### 出典抜粋
アルゼンチンつれづれ(133) 1989年12月号

瑠璃子姉

 瑠璃子姉、闘病の彼女は、私の心を常にぎっしり埋めていました。そして、細かいことにも激しく揺れ動き…彼女が、私の心を限りなく人間へと導いてくれました。
 そして、そして、そっと亡くなってしまった。二十年間病いが彼女を支配して。
 私達六人兄弟姉妹の上の方三人と、下の方三人は、人種が異なるくらい離れて育ったような気がします。
 年令の差もあり、三チビが活躍を始めた頃には、上の三人は、学校のため、他人のご飯を食べるため、と名古屋の知人に預けられていて、夏、冬休みに帰ってくるくらい……家に帰っている長姉は、二階の和室で琴を弾いており、瑠璃姉は、和室とは一番離れた洋間でピアノを弾いていた。私は、和室へ行って琴を教えてもらうみたいな邪魔をし、洋間へ行って瑠璃姉のまわりをウロウロし……もう姉達がそれぞれに上手なんだから、今さら私が……ということで、もっぱら木登り、蝦蟹取り、庭の草々遊びに励んでおりました。長兄は、ハレモノみたいに大切にされていたから、私には反発することしか残っていなかった。

(コレクションの保存項目)

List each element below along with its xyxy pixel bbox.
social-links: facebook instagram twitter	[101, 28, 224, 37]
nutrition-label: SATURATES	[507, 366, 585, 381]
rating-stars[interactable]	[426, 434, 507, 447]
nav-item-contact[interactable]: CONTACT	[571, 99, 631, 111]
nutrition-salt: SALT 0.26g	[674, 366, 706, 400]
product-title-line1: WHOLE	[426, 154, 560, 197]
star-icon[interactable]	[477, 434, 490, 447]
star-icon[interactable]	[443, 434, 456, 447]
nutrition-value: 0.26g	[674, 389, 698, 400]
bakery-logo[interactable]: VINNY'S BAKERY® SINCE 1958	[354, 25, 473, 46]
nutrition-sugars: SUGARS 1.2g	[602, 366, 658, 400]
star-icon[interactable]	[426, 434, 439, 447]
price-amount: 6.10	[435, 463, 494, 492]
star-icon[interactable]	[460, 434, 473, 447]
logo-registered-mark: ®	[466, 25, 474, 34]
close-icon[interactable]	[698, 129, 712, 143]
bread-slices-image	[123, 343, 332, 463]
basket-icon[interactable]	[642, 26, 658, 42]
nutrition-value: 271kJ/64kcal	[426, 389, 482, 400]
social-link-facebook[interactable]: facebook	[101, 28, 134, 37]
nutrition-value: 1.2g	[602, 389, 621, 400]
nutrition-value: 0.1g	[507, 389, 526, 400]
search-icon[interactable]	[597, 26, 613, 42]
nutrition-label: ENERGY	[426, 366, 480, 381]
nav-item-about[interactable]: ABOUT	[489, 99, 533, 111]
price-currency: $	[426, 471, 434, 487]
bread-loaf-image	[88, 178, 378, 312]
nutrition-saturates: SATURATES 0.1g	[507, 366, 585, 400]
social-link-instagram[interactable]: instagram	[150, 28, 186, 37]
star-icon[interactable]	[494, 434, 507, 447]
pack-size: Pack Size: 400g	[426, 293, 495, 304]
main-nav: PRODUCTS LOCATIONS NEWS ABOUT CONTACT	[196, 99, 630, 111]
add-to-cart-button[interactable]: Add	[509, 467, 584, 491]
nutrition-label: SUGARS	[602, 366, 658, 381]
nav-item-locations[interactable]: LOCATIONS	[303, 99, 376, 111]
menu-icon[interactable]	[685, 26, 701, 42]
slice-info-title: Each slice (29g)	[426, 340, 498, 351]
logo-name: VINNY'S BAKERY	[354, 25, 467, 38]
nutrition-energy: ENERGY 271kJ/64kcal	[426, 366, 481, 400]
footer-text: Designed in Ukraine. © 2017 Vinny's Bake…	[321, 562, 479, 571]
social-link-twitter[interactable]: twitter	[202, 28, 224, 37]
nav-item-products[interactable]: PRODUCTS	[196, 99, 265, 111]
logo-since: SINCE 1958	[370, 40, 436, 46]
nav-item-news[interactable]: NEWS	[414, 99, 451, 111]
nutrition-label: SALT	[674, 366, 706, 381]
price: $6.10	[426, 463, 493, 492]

### 目的
瑠璃子姉を描いた随筆を、最後の文のあとから書き継いでください。

### 演習結果
 喧嘩をしたり、ゴチャゴチャ兄弟姉妹らしくという次元ではなかったうえに、姉達二人は、あっという間にお嫁に行ってしまい、母が、あまり里へ帰らなかったみたいに、母に育てられた姉達が、家に帰ってくることもあまりなかった。
 私が、学生として東京にいた時、転勤の多かった義兄が丁度東京の支店長で、この時に妹として瑠璃姉から充分に姉を味わった。
 ゴルフもスキーも音楽会も、おいしい物の食べ歩き、何やかやパーティに……とにかく瑠璃姉の後から付いてゆき、学生の身分では昧わえないようなことを経験させてもらっていた頃、出来心で、アルゼンチンヘまでも引越すことになってしまって、その国が、地球上のどの辺にあり、どんな様子なのかも調べる知恵すら持ち合わせていないような幼さのまま、船に乗って四十五日間、着いてしまったアルゼンチンで、案の定、私が生きているうちで“今日が一番淋しい日かしら”“明日の方が、もっと淋しいのかな”……と途方にくれているところへ、瑠璃姉が、せっせと本や雑誌を送ってくれた。日本語の本が買えない国へ。どんなに、どんなにうれしかったことか、だのに、ある時、本は送られて来なくなった。瑠璃姉の病気。その時、脳腫瘍という予備知識は、私には何もなかった。ただただ、はるか彼方から思った。瑠璃姉の病気は私の病気。瑠璃姉の苦しみは私の苦しみ。瑠璃姉の淋しさは私の淋しさ。瑠璃姉のやさしい愛らしさは私とはいわれないから、その上等の部分を瑠璃姉に返せば、瑠璃姉は私そのものだ。
玉由は、生まれたその日から、私の唯一の日本語の話し相手として、璃璃姉のことを聞き続けてくれた。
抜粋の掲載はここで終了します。